Search the data below for "background"; list each line that holds it.

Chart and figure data
------------------------------
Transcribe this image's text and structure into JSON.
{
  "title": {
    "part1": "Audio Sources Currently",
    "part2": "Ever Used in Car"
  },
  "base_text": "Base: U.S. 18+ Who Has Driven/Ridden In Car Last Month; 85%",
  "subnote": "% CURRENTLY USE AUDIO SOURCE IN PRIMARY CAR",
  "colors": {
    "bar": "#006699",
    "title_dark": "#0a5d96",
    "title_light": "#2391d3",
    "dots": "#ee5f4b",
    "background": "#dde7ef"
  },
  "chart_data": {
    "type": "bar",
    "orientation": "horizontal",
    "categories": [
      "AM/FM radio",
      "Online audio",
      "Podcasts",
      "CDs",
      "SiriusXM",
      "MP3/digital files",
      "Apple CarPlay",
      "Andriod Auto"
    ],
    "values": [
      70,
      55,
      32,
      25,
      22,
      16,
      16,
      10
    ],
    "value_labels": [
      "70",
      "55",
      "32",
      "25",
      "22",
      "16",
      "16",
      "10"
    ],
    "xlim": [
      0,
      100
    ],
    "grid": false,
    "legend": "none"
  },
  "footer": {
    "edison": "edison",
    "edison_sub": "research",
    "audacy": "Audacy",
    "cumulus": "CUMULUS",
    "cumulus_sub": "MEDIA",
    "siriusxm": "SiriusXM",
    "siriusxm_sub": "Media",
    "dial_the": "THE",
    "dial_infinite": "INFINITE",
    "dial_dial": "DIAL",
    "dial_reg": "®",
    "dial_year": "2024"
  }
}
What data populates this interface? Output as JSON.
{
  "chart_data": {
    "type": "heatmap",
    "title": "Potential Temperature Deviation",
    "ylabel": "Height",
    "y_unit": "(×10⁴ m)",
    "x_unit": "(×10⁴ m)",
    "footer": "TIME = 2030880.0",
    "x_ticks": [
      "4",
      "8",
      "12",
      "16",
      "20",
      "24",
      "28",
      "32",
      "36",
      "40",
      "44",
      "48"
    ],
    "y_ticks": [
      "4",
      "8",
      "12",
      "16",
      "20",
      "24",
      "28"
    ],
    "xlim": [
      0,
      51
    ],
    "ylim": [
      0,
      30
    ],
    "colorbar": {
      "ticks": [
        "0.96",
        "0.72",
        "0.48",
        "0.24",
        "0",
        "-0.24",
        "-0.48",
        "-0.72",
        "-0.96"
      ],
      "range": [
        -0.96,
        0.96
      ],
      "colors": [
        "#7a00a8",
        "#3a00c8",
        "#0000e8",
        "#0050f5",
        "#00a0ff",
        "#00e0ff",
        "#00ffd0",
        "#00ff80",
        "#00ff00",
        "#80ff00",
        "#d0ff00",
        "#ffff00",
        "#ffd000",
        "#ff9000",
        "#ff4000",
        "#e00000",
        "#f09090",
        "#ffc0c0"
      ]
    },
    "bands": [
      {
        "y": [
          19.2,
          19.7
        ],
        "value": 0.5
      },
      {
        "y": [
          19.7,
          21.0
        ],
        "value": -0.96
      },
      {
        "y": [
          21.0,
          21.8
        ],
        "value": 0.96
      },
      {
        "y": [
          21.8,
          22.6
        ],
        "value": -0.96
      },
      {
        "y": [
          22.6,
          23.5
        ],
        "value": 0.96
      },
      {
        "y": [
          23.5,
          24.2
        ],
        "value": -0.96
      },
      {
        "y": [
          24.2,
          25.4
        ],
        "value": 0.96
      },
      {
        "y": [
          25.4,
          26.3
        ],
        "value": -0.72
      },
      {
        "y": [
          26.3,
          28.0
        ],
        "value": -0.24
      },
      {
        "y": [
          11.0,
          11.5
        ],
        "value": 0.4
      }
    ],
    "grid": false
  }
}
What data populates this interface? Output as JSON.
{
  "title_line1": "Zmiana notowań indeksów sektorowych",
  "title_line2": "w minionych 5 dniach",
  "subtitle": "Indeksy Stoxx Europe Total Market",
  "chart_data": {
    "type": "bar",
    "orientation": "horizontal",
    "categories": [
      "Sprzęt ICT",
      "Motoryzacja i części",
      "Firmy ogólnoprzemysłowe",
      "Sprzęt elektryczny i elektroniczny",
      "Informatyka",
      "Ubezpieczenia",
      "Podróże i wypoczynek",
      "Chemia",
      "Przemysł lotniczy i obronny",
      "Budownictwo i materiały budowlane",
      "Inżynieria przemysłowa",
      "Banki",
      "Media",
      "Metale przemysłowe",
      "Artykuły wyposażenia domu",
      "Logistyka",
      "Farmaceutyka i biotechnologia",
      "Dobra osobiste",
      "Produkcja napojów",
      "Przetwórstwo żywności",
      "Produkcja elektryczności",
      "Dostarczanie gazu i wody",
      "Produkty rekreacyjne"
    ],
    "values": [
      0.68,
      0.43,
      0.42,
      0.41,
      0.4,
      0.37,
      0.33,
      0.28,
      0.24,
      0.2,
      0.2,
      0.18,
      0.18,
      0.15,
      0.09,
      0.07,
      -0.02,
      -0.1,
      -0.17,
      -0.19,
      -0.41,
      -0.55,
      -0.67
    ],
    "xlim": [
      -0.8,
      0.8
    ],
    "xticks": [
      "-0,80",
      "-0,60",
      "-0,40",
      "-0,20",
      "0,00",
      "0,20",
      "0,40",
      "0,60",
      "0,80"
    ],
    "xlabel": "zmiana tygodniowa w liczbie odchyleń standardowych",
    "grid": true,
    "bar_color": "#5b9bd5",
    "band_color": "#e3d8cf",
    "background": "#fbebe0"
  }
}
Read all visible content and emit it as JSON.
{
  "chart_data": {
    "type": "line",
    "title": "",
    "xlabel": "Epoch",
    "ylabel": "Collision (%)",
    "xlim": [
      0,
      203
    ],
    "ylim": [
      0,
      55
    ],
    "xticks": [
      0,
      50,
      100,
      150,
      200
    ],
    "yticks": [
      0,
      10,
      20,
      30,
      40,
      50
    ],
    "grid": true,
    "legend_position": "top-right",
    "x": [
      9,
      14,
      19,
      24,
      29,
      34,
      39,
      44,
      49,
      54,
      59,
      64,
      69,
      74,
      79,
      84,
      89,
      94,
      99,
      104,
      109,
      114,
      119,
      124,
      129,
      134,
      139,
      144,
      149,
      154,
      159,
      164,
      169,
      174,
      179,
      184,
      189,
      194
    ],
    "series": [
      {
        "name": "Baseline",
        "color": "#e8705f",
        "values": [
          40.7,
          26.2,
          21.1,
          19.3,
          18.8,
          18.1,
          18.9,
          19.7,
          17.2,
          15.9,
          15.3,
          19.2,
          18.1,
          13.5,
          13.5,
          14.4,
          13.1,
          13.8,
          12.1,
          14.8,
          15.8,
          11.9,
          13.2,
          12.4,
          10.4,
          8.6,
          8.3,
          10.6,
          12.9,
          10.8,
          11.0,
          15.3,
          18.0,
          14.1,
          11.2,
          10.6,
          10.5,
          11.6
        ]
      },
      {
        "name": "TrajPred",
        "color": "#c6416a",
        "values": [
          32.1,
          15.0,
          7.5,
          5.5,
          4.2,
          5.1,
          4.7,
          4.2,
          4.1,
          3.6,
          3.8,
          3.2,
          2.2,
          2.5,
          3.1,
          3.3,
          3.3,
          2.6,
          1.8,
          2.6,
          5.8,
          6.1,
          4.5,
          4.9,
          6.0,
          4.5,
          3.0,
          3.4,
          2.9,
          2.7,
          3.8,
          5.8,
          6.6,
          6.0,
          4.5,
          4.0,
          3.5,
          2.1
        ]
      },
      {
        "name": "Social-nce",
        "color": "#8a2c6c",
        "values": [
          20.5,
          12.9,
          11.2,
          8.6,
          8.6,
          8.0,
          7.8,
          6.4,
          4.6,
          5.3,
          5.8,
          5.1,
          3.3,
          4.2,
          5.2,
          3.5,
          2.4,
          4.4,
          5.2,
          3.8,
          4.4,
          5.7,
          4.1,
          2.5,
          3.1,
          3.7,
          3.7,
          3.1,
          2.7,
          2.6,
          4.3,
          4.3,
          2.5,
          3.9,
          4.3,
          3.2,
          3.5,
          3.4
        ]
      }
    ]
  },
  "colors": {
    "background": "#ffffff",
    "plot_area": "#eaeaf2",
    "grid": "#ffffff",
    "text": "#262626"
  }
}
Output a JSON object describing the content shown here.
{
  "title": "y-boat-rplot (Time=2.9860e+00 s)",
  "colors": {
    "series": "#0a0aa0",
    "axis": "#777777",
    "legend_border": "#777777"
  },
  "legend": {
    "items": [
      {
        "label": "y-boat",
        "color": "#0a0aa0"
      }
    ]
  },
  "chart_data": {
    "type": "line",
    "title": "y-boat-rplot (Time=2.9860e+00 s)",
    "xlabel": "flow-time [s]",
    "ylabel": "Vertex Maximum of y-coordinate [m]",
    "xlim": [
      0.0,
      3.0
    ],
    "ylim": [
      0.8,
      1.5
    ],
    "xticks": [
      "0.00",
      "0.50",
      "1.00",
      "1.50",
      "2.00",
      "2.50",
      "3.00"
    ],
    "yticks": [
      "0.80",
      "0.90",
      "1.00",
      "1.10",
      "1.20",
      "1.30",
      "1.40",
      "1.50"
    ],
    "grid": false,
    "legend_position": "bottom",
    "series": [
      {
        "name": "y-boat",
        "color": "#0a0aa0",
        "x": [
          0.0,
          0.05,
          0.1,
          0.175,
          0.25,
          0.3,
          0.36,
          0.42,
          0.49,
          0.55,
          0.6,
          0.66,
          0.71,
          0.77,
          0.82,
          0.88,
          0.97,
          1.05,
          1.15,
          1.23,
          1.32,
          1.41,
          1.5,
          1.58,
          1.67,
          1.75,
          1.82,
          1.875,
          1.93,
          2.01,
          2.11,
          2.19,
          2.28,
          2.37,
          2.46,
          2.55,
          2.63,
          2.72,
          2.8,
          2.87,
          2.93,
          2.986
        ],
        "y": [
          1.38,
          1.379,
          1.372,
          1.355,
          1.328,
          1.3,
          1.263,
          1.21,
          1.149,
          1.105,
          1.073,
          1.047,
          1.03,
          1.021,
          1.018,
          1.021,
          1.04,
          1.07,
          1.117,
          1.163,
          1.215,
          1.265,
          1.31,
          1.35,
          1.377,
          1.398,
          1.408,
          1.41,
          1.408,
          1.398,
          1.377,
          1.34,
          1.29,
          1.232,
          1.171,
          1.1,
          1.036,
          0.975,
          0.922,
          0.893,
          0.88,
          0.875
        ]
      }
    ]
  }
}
------------------------------
*Response*:
    "background": "#dde7ef"
    "background": "#fbebe0"
    "background": "#ffffff",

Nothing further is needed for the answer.